%%

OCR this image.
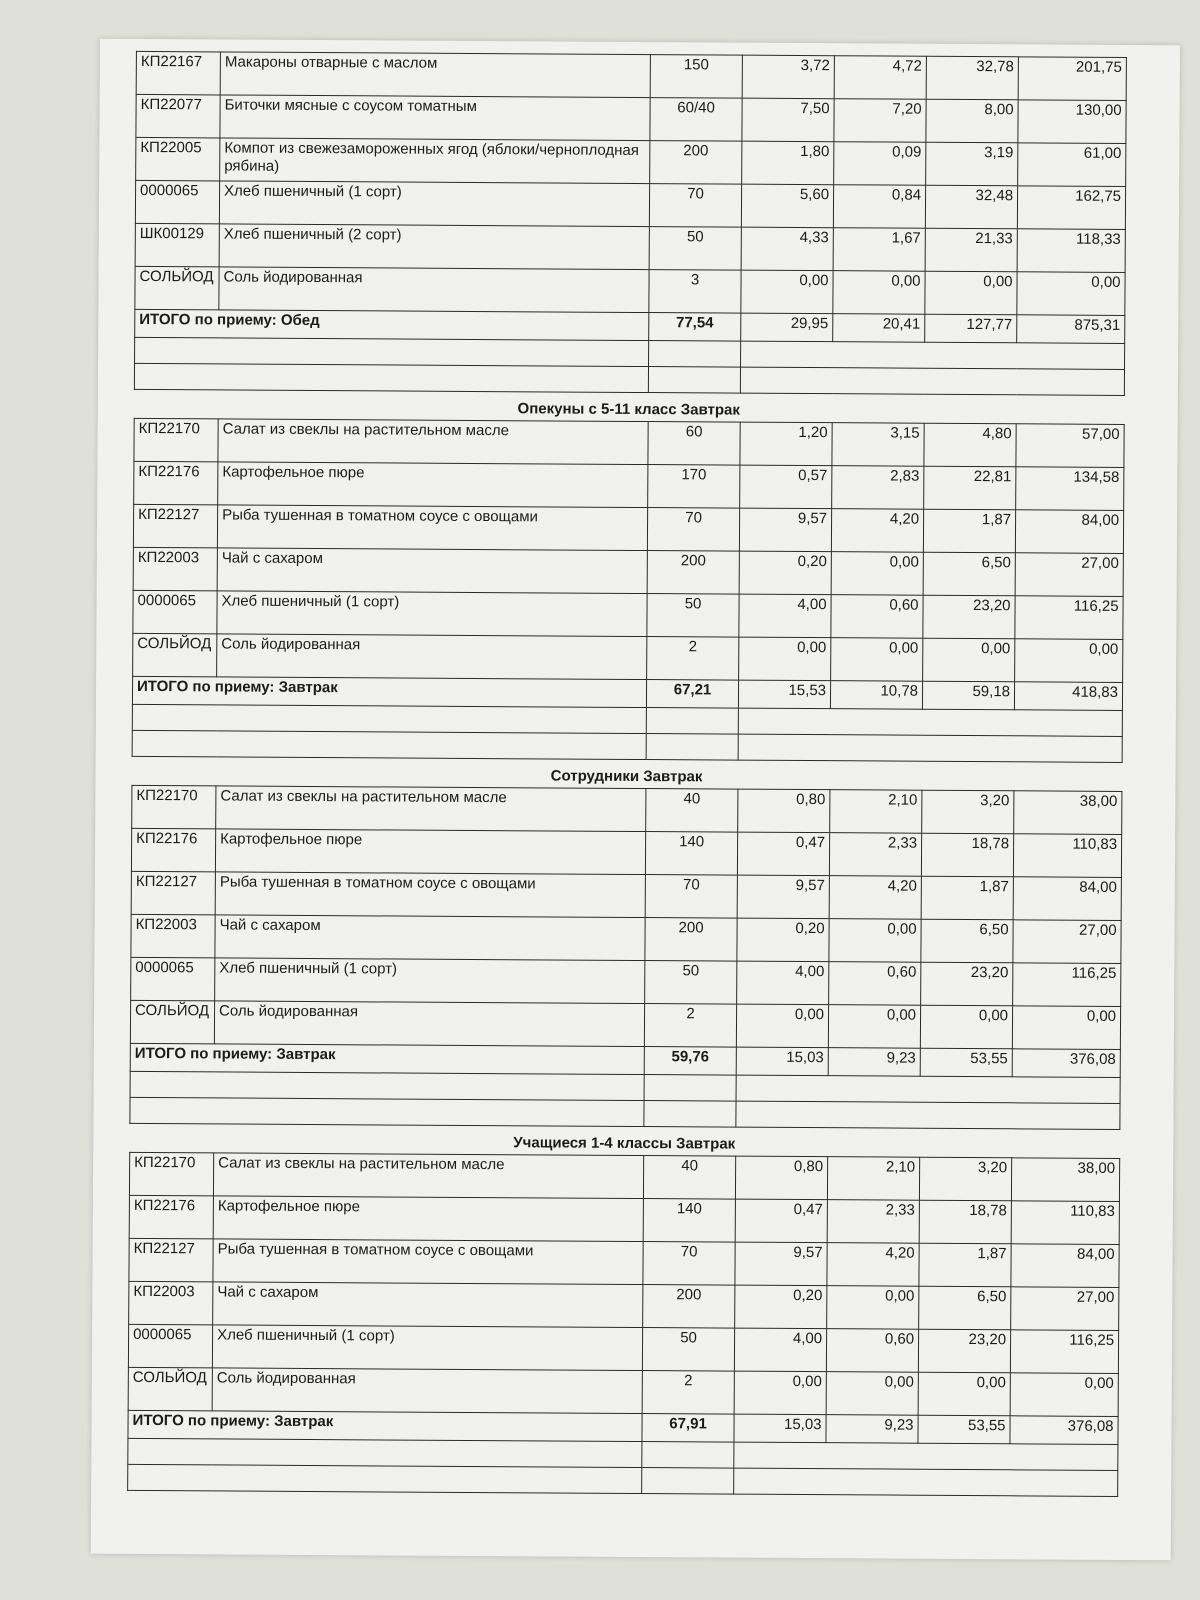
КП22167	Макароны отварные с маслом	150	3,72	4,72	32,78	201,75
КП22077	Биточки мясные с соусом томатным	60/40	7,50	7,20	8,00	130,00
КП22005	Компот из свежезамороженных ягод (яблоки/черноплодная рябина)	200	1,80	0,09	3,19	61,00
0000065	Хлеб пшеничный (1 сорт)	70	5,60	0,84	32,48	162,75
ШК00129	Хлеб пшеничный (2 сорт)	50	4,33	1,67	21,33	118,33
СОЛЬЙОД	Соль йодированная	3	0,00	0,00	0,00	0,00
ИТОГО по приему: Обед		77,54	29,95	20,41	127,77	875,31

Опекуны с 5-11 класс Завтрак
КП22170	Салат из свеклы на растительном масле	60	1,20	3,15	4,80	57,00
КП22176	Картофельное пюре	170	0,57	2,83	22,81	134,58
КП22127	Рыба тушенная в томатном соусе с овощами	70	9,57	4,20	1,87	84,00
КП22003	Чай с сахаром	200	0,20	0,00	6,50	27,00
0000065	Хлеб пшеничный (1 сорт)	50	4,00	0,60	23,20	116,25
СОЛЬЙОД	Соль йодированная	2	0,00	0,00	0,00	0,00
ИТОГО по приему: Завтрак		67,21	15,53	10,78	59,18	418,83

Сотрудники Завтрак
КП22170	Салат из свеклы на растительном масле	40	0,80	2,10	3,20	38,00
КП22176	Картофельное пюре	140	0,47	2,33	18,78	110,83
КП22127	Рыба тушенная в томатном соусе с овощами	70	9,57	4,20	1,87	84,00
КП22003	Чай с сахаром	200	0,20	0,00	6,50	27,00
0000065	Хлеб пшеничный (1 сорт)	50	4,00	0,60	23,20	116,25
СОЛЬЙОД	Соль йодированная	2	0,00	0,00	0,00	0,00
ИТОГО по приему: Завтрак		59,76	15,03	9,23	53,55	376,08

Учащиеся 1-4 классы Завтрак
КП22170	Салат из свеклы на растительном масле	40	0,80	2,10	3,20	38,00
КП22176	Картофельное пюре	140	0,47	2,33	18,78	110,83
КП22127	Рыба тушенная в томатном соусе с овощами	70	9,57	4,20	1,87	84,00
КП22003	Чай с сахаром	200	0,20	0,00	6,50	27,00
0000065	Хлеб пшеничный (1 сорт)	50	4,00	0,60	23,20	116,25
СОЛЬЙОД	Соль йодированная	2	0,00	0,00	0,00	0,00
ИТОГО по приему: Завтрак		67,91	15,03	9,23	53,55	376,08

%%

Looking at the data above, show all lines where the word "ИТОГО" occurs.

ИТОГО по приему: Обед		77,54	29,95	20,41	127,77	875,31
ИТОГО по приему: Завтрак		67,21	15,53	10,78	59,18	418,83
ИТОГО по приему: Завтрак		59,76	15,03	9,23	53,55	376,08
ИТОГО по приему: Завтрак		67,91	15,03	9,23	53,55	376,08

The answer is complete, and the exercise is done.